Text provided =
## BEGIN
# What is the arc length of the polar curve f(theta) = 5sintheta-4theta  over theta in [pi/8, pi/3] ?

Jul 30, 2017

L $\approx$ 0.47235219096 $\approx$ 0.472 (3 decimal places)

#### Explanation:

The derivation of the arc length of a polar curve over the interval $\left[a , b\right]$ could be found in another one of my posts, the link to which is here: https://socratic.org/questions/what-is-the-arclength-of-the-polar-curve-f-theta-3sin-3theta-2cot4theta-over-the#455941

Applying to this question, we must first find the derivative of the function with respect to $\theta$:

$f ' \left(\theta\right) = \frac{d}{d \theta} \left(5 \sin \left(\theta\right) - 4 \theta\right)$

Since $\frac{d}{d \theta} \left(\sin \left(\theta\right)\right) = \cos \left(\theta\right)$,

$f ' \left(\theta\right) = 5 \cos \left(\theta\right) - 4$

The formula for the arc length of a polar curve over the interval $\left[a , b\right]$ is given by:

$L = {\int}_{a}^{b} \sqrt{{r}^{2} + {\left(\frac{\mathrm{dr}}{d \theta}\right)}^{2}} d \theta$

where $r = f \left(\theta\right)$ and therefore it follows that $\frac{\mathrm{dr}}{d \theta} = f ' \left(\theta\right)$

Therefore, the arc length for the given function over the given interval would be:

$L = {\int}_{\frac{\pi}{8}}^{\frac{\pi}{3}} \sqrt{{\left(5 \sin \left(\theta\right) - 4 \theta\right)}^{2} + {\left(5 \cos \left(\theta\right) - 4\right)}^{2}} d \theta$

Using a graphing utility (for the sake of simplicity), the integral equals about $0.47235219096$, or to three decimal places, it is equal to $0.472$
## END
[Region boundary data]
## BEGIN
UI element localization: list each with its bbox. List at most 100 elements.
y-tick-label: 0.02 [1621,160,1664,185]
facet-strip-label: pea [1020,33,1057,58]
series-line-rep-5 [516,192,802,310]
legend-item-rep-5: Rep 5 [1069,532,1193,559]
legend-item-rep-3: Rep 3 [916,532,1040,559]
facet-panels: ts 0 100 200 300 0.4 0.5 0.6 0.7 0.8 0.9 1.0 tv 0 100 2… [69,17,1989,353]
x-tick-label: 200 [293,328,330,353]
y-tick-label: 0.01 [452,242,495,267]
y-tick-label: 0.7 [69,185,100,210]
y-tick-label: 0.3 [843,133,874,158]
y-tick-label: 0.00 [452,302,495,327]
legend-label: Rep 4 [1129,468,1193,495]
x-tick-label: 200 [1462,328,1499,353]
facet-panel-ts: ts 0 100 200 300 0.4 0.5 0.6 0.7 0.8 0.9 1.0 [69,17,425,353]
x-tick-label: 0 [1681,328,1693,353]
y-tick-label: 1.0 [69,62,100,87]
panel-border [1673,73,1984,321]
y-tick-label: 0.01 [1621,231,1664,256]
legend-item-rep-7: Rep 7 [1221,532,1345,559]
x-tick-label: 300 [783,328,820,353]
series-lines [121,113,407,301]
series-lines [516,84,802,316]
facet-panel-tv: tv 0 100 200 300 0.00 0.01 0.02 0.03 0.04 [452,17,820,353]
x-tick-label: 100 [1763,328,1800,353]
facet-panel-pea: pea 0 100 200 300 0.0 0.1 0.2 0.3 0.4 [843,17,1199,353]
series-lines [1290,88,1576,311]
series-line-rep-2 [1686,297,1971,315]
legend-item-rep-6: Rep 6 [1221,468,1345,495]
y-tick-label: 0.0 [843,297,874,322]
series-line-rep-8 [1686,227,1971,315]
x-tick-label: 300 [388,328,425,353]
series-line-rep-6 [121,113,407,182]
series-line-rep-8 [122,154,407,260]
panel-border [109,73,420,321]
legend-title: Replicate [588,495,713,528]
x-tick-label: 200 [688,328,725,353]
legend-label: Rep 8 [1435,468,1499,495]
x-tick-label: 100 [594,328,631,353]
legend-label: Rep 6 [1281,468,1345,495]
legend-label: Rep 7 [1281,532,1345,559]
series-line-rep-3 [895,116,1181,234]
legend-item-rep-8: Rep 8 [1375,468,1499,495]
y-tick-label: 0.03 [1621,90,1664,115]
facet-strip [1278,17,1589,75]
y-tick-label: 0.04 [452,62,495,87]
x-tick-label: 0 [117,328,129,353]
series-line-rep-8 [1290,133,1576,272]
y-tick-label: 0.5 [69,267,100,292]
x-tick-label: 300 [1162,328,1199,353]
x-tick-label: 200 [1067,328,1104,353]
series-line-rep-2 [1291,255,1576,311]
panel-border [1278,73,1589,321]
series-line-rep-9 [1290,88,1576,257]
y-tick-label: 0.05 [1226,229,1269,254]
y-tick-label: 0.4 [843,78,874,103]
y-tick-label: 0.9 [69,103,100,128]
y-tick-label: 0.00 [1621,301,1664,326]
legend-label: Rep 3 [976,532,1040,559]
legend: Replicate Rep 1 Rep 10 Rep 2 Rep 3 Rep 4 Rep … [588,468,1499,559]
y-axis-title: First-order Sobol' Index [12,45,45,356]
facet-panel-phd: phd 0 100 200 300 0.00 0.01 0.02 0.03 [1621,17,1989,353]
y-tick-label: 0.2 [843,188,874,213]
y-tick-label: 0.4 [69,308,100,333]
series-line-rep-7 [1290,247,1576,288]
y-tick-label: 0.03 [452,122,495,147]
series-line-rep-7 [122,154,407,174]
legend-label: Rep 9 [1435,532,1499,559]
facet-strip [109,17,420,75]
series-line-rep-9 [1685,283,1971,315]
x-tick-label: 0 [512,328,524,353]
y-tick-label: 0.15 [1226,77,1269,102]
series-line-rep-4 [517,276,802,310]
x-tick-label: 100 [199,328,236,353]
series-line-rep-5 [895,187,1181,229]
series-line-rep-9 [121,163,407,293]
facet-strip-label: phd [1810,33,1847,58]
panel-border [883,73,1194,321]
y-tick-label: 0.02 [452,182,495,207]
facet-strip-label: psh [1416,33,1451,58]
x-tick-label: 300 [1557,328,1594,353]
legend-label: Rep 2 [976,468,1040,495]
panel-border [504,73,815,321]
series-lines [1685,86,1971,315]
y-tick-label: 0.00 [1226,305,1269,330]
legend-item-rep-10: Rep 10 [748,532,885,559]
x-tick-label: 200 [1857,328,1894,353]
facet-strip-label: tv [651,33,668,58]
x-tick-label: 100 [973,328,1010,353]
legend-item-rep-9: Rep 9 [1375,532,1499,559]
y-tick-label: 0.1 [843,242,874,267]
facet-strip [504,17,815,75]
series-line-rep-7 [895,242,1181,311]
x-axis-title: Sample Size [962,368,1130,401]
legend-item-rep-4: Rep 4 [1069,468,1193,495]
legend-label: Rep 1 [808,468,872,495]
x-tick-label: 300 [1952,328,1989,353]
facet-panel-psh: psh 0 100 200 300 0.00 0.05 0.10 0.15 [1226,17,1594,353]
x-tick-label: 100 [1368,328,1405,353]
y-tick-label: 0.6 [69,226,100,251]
## END
Task = From the arc length post, list every equation in which f′(θ) or L stands alone on the left side of an equals sign. The region boundary data lines are not needed for this exercise.

Result =
- f′(θ) = d/dθ (5 sin θ − 4θ)
- f′(θ) = 5 cos θ − 4
- L = ∫ from a to b of √(r² + (dr/dθ)²) dθ
- L = ∫ from π/8 to π/3 of √((5 sin θ − 4θ)² + (5 cos θ − 4)²) dθ